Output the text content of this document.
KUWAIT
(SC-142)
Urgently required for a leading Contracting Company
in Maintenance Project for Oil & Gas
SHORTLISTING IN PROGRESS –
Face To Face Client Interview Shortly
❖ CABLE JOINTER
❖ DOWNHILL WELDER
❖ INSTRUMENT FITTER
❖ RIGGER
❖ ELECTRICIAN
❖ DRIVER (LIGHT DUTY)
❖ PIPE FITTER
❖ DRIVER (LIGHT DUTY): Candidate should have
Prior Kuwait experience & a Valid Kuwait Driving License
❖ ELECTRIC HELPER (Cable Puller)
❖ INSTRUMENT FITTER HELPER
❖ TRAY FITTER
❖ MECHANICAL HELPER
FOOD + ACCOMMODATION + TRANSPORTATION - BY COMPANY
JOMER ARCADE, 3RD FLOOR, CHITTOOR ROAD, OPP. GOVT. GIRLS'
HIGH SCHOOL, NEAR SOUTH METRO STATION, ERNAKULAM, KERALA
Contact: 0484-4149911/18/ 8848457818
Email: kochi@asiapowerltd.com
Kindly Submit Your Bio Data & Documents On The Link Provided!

• • • •

### [THE REQUEST]
Please quote every record above exactly as it appears.

### [OUTPUT BELOW]
Output the text content of this document.
KUWAIT
(SC-142)
Urgently required for a leading Contracting Company
in Maintenance Project for Oil & Gas
SHORTLISTING IN PROGRESS –
Face To Face Client Interview Shortly
❖ CABLE JOINTER
❖ DOWNHILL WELDER
❖ INSTRUMENT FITTER
❖ RIGGER
❖ ELECTRICIAN
❖ DRIVER (LIGHT DUTY)
❖ PIPE FITTER
❖ DRIVER (LIGHT DUTY): Candidate should have
Prior Kuwait experience & a Valid Kuwait Driving License
❖ ELECTRIC HELPER (Cable Puller)
❖ INSTRUMENT FITTER HELPER
❖ TRAY FITTER
❖ MECHANICAL HELPER
FOOD + ACCOMMODATION + TRANSPORTATION - BY COMPANY
JOMER ARCADE, 3RD FLOOR, CHITTOOR ROAD, OPP. GOVT. GIRLS'
HIGH SCHOOL, NEAR SOUTH METRO STATION, ERNAKULAM, KERALA
Contact: 0484-4149911/18/ 8848457818
Email: kochi@asiapowerltd.com
Kindly Submit Your Bio Data & Documents On The Link Provided!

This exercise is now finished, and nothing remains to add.